- Do this: Search the records below for the word "private" and show every line where it occurs.

╭─ Information given

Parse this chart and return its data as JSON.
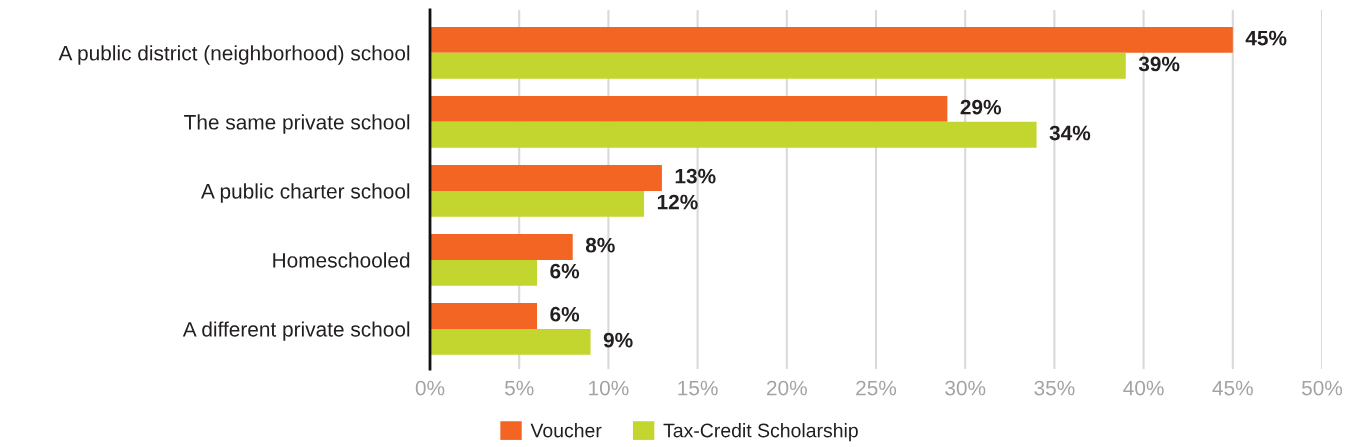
{
  "chart_data": {
    "type": "bar",
    "orientation": "horizontal",
    "categories": [
      "A public district (neighborhood) school",
      "The same private school",
      "A public charter school",
      "Homeschooled",
      "A different private school"
    ],
    "series": [
      {
        "name": "Voucher",
        "color": "#f26522",
        "values": [
          45,
          29,
          13,
          8,
          6
        ],
        "value_labels": [
          "45%",
          "29%",
          "13%",
          "8%",
          "6%"
        ]
      },
      {
        "name": "Tax-Credit Scholarship",
        "color": "#c3d52f",
        "values": [
          39,
          34,
          12,
          6,
          9
        ],
        "value_labels": [
          "39%",
          "34%",
          "12%",
          "6%",
          "9%"
        ]
      }
    ],
    "xlim": [
      0,
      50
    ],
    "xticks": [
      {
        "value": 0,
        "label": "0%"
      },
      {
        "value": 5,
        "label": "5%"
      },
      {
        "value": 10,
        "label": "10%"
      },
      {
        "value": 15,
        "label": "15%"
      },
      {
        "value": 20,
        "label": "20%"
      },
      {
        "value": 25,
        "label": "25%"
      },
      {
        "value": 30,
        "label": "30%"
      },
      {
        "value": 35,
        "label": "35%"
      },
      {
        "value": 40,
        "label": "40%"
      },
      {
        "value": 45,
        "label": "45%"
      },
      {
        "value": 50,
        "label": "50%"
      }
    ],
    "grid": "x",
    "legend": "bottom"
  }
}
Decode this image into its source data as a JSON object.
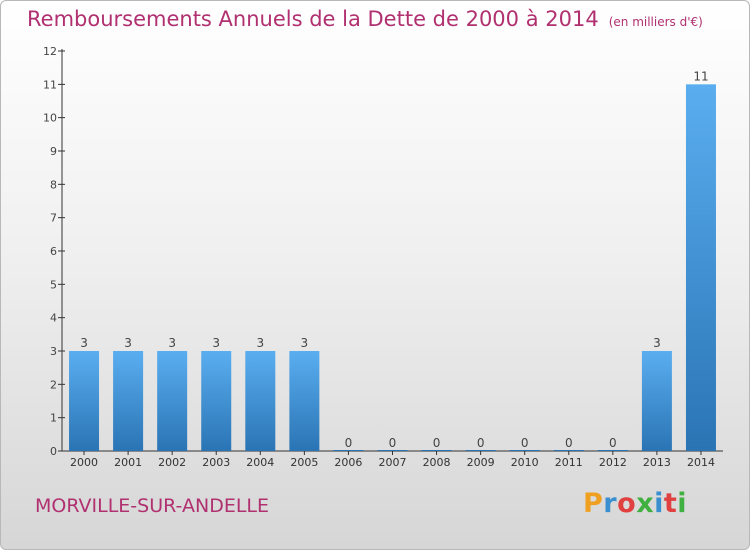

╰─

- Result of the exercise:
      "The same private school",
      "A different private school"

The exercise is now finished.